┌─ Dataset rows

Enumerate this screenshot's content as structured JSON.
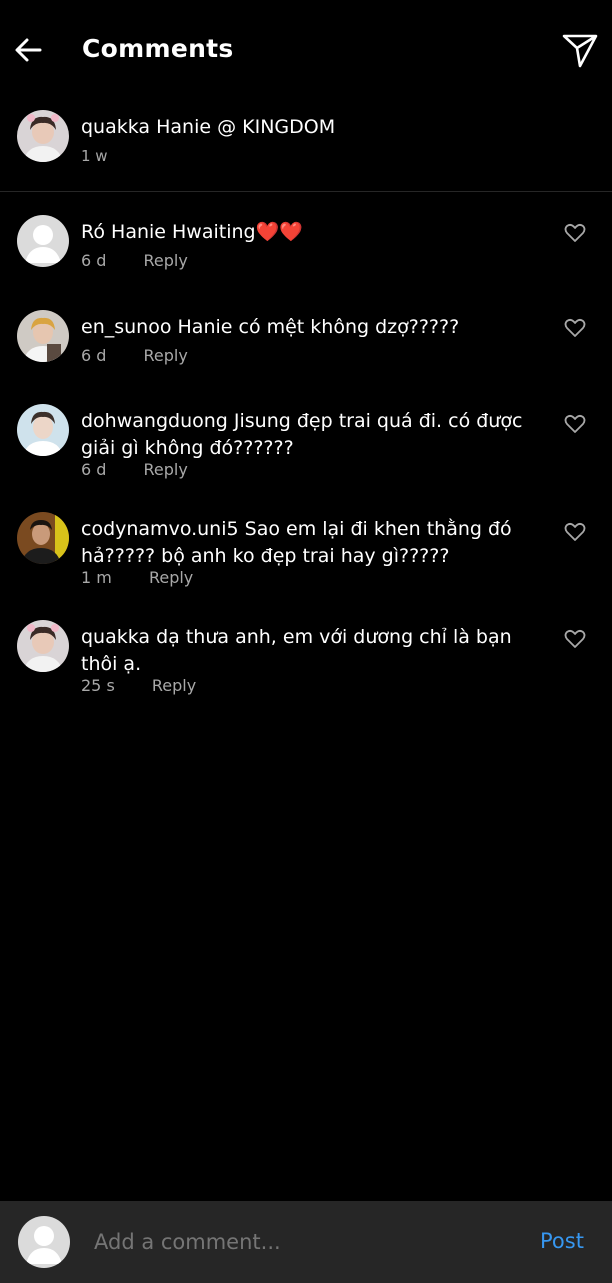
{
  "header": {
    "title": "Comments"
  },
  "caption": {
    "username": "quakka",
    "text": "Hanie @ KINGDOM",
    "time": "1 w"
  },
  "comments": [
    {
      "username": "Ró",
      "text": "Hanie Hwaiting",
      "emoji": "❤️❤️",
      "time": "6 d",
      "reply": "Reply",
      "avatar": "default-avatar"
    },
    {
      "username": "en_sunoo",
      "text": "Hanie có mệt không dzợ?????",
      "time": "6 d",
      "reply": "Reply",
      "avatar": "profile-photo"
    },
    {
      "username": "dohwangduong",
      "text": "Jisung đẹp trai quá đi. có được giải gì không đó??????",
      "time": "6 d",
      "reply": "Reply",
      "avatar": "profile-photo"
    },
    {
      "username": "codynamvo.uni5",
      "text": "Sao em lại đi khen thằng đó hả????? bộ anh ko đẹp trai hay gì?????",
      "time": "1 m",
      "reply": "Reply",
      "avatar": "profile-photo"
    },
    {
      "username": "quakka",
      "text": "dạ thưa anh, em với dương chỉ là bạn thôi ạ.",
      "time": "25 s",
      "reply": "Reply",
      "avatar": "profile-photo"
    }
  ],
  "composer": {
    "placeholder": "Add a comment...",
    "post_label": "Post"
  },
  "colors": {
    "background": "#000000",
    "muted_text": "#a8a8a8",
    "composer_bg": "#262626",
    "post_blue": "#3797f0"
  },
  "icons": {
    "back": "back-arrow-icon",
    "send": "paper-plane-icon",
    "like": "heart-outline-icon"
  }
}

└─

Ascertain the number of lines in the entries that include the word "không", and report only that number.

Solution: 2